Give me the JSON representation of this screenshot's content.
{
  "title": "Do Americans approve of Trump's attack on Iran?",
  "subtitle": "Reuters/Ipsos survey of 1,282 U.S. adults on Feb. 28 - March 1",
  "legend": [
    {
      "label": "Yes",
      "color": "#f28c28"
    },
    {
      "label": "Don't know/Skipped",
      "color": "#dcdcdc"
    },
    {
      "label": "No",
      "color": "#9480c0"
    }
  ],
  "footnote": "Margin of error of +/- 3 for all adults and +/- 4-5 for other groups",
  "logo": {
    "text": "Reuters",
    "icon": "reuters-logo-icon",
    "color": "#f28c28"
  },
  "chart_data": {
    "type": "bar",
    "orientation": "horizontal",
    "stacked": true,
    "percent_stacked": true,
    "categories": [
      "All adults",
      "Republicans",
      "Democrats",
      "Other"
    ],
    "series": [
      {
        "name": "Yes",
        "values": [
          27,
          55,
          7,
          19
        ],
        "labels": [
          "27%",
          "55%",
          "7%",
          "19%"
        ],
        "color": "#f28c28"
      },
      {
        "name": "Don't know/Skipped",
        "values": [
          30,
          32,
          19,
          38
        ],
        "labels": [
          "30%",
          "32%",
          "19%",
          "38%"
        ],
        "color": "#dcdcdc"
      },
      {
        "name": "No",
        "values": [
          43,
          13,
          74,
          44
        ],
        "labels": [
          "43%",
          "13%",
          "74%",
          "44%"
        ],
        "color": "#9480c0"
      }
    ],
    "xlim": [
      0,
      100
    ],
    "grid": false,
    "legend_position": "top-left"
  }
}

· · · · · · ·

■ **INSTRUCTION**
Print all of the entries exactly as they are written.

■ **SOLUTION TO THIS TASK**
Give me the JSON representation of this screenshot's content.
{
  "title": "Do Americans approve of Trump's attack on Iran?",
  "subtitle": "Reuters/Ipsos survey of 1,282 U.S. adults on Feb. 28 - March 1",
  "legend": [
    {
      "label": "Yes",
      "color": "#f28c28"
    },
    {
      "label": "Don't know/Skipped",
      "color": "#dcdcdc"
    },
    {
      "label": "No",
      "color": "#9480c0"
    }
  ],
  "footnote": "Margin of error of +/- 3 for all adults and +/- 4-5 for other groups",
  "logo": {
    "text": "Reuters",
    "icon": "reuters-logo-icon",
    "color": "#f28c28"
  },
  "chart_data": {
    "type": "bar",
    "orientation": "horizontal",
    "stacked": true,
    "percent_stacked": true,
    "categories": [
      "All adults",
      "Republicans",
      "Democrats",
      "Other"
    ],
    "series": [
      {
        "name": "Yes",
        "values": [
          27,
          55,
          7,
          19
        ],
        "labels": [
          "27%",
          "55%",
          "7%",
          "19%"
        ],
        "color": "#f28c28"
      },
      {
        "name": "Don't know/Skipped",
        "values": [
          30,
          32,
          19,
          38
        ],
        "labels": [
          "30%",
          "32%",
          "19%",
          "38%"
        ],
        "color": "#dcdcdc"
      },
      {
        "name": "No",
        "values": [
          43,
          13,
          74,
          44
        ],
        "labels": [
          "43%",
          "13%",
          "74%",
          "44%"
        ],
        "color": "#9480c0"
      }
    ],
    "xlim": [
      0,
      100
    ],
    "grid": false,
    "legend_position": "top-left"
  }
}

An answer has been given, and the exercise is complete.